**DIRECTIONS**. From the entries below, please gather each line containing the string "fluid".

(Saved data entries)
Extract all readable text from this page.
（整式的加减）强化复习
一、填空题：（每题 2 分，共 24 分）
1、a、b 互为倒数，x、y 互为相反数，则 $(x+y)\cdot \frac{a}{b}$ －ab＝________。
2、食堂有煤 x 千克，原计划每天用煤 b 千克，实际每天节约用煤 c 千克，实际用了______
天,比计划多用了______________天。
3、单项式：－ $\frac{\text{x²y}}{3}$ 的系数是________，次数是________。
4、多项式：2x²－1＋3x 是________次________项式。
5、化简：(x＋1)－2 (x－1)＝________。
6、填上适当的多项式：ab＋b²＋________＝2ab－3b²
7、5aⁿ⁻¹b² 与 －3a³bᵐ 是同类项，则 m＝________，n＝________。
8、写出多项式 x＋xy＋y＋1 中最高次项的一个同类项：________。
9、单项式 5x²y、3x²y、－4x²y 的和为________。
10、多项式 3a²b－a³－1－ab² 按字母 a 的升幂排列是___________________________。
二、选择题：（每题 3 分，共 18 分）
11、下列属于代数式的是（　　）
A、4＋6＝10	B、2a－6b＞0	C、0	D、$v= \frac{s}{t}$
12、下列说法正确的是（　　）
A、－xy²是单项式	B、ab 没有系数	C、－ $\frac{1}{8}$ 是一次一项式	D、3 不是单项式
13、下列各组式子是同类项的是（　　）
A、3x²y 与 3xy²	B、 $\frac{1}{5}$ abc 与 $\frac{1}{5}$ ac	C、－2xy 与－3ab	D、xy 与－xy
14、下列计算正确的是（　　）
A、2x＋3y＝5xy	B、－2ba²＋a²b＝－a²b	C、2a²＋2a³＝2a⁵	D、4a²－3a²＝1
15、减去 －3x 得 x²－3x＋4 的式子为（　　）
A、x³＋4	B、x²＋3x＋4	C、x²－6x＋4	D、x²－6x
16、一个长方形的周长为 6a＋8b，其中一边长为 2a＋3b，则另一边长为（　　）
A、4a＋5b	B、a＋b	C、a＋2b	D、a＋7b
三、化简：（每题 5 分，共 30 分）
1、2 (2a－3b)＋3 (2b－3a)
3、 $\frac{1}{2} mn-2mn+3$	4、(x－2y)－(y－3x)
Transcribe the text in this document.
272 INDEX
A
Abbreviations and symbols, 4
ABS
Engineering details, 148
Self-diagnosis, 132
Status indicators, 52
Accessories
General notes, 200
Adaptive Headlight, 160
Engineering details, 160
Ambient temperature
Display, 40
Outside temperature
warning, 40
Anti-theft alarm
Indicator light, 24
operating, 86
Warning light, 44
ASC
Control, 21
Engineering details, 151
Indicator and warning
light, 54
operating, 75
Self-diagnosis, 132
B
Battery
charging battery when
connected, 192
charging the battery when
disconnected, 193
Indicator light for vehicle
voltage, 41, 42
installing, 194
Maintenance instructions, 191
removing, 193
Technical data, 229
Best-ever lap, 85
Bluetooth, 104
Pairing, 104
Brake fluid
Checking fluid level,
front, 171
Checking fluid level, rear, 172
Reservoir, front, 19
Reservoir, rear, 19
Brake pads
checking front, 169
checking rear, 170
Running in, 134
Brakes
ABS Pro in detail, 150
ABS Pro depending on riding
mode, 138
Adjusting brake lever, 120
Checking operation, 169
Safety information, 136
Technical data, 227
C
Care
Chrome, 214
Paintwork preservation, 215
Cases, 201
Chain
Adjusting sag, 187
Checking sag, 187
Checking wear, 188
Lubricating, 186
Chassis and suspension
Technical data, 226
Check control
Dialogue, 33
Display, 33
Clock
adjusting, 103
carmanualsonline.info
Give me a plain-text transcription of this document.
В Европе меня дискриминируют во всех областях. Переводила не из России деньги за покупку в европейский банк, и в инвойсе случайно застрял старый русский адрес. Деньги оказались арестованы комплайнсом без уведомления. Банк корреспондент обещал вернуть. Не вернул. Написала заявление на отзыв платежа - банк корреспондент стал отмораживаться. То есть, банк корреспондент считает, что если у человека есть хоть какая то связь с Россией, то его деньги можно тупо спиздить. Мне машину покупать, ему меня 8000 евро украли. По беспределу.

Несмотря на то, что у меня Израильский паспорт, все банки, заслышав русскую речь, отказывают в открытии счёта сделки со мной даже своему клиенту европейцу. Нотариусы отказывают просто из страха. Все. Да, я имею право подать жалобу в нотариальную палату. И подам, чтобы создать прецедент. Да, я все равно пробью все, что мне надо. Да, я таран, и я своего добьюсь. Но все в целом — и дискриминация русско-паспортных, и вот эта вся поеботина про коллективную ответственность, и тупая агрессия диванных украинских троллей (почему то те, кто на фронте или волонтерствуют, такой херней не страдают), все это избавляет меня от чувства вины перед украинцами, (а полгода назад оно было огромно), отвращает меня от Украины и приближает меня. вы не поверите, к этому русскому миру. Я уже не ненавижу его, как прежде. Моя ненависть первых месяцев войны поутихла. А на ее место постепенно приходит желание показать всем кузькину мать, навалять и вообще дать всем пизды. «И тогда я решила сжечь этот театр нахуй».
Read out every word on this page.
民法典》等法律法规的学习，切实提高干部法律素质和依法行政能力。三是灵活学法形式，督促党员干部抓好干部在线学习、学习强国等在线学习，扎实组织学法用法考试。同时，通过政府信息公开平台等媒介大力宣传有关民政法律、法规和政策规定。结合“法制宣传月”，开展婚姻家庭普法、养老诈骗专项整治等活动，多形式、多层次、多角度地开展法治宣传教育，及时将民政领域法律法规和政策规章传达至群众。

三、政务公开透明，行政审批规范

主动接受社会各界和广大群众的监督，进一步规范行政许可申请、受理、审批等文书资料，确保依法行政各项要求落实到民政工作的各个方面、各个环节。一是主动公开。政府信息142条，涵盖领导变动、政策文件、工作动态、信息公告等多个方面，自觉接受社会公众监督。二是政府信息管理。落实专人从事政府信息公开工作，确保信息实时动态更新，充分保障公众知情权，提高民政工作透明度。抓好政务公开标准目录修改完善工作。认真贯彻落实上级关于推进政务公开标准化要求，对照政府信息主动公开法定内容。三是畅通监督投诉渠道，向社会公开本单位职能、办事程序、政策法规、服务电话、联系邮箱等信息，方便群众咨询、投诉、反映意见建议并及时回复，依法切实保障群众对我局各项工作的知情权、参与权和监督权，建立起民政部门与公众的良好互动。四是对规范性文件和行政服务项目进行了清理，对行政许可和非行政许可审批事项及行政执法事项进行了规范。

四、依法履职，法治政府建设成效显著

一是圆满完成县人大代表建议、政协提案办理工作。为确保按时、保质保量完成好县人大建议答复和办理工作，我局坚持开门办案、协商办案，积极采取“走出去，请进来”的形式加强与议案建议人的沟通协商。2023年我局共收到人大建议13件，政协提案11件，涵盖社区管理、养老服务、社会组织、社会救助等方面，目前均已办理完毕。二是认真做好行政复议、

**SOLUTION BELOW**.
Brake fluid
Checking fluid level,
Checking fluid level, rear, 172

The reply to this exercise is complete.